Please retype the records below exactly, leaving out any pictures.
START Listed records
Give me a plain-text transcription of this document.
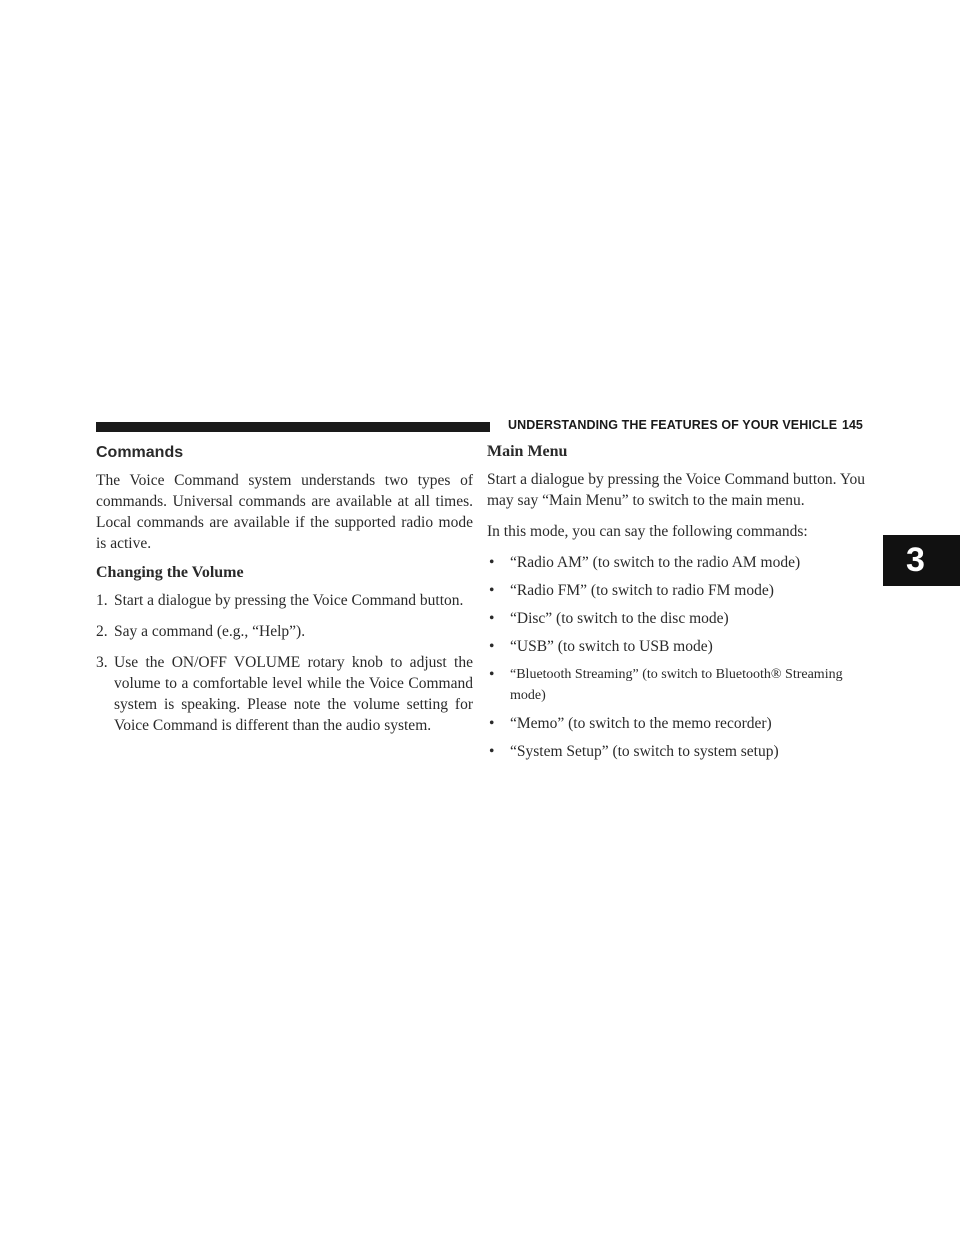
UNDERSTANDING THE FEATURES OF YOUR VEHICLE 145
3
Commands

The Voice Command system understands two types of commands. Universal commands are available at all times. Local commands are available if the supported radio mode is active.

Changing the Volume
1. Start a dialogue by pressing the Voice Command button.
2. Say a command (e.g., “Help”).
3. Use the ON/OFF VOLUME rotary knob to adjust the volume to a comfortable level while the Voice Command system is speaking. Please note the volume setting for Voice Command is different than the audio system.
Main Menu

Start a dialogue by pressing the Voice Command button. You may say “Main Menu” to switch to the main menu.

In this mode, you can say the following commands:

•	“Radio AM” (to switch to the radio AM mode)
•	“Radio FM” (to switch to radio FM mode)
•	“Disc” (to switch to the disc mode)
•	“USB” (to switch to USB mode)
•	“Bluetooth Streaming” (to switch to Bluetooth® Streaming mode)
•	“Memo” (to switch to the memo recorder)
•	“System Setup” (to switch to system setup)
END Listed records
**Output below**
Give me a plain-text transcription of this document.
UNDERSTANDING THE FEATURES OF YOUR VEHICLE 145
3
Commands

The Voice Command system understands two types of commands. Universal commands are available at all times. Local commands are available if the supported radio mode is active.

Changing the Volume
1. Start a dialogue by pressing the Voice Command button.
2. Say a command (e.g., “Help”).
3. Use the ON/OFF VOLUME rotary knob to adjust the volume to a comfortable level while the Voice Command system is speaking. Please note the volume setting for Voice Command is different than the audio system.
Main Menu

Start a dialogue by pressing the Voice Command button. You may say “Main Menu” to switch to the main menu.

In this mode, you can say the following commands:

•	“Radio AM” (to switch to the radio AM mode)
•	“Radio FM” (to switch to radio FM mode)
•	“Disc” (to switch to the disc mode)
•	“USB” (to switch to USB mode)
•	“Bluetooth Streaming” (to switch to Bluetooth® Streaming mode)
•	“Memo” (to switch to the memo recorder)
•	“System Setup” (to switch to system setup)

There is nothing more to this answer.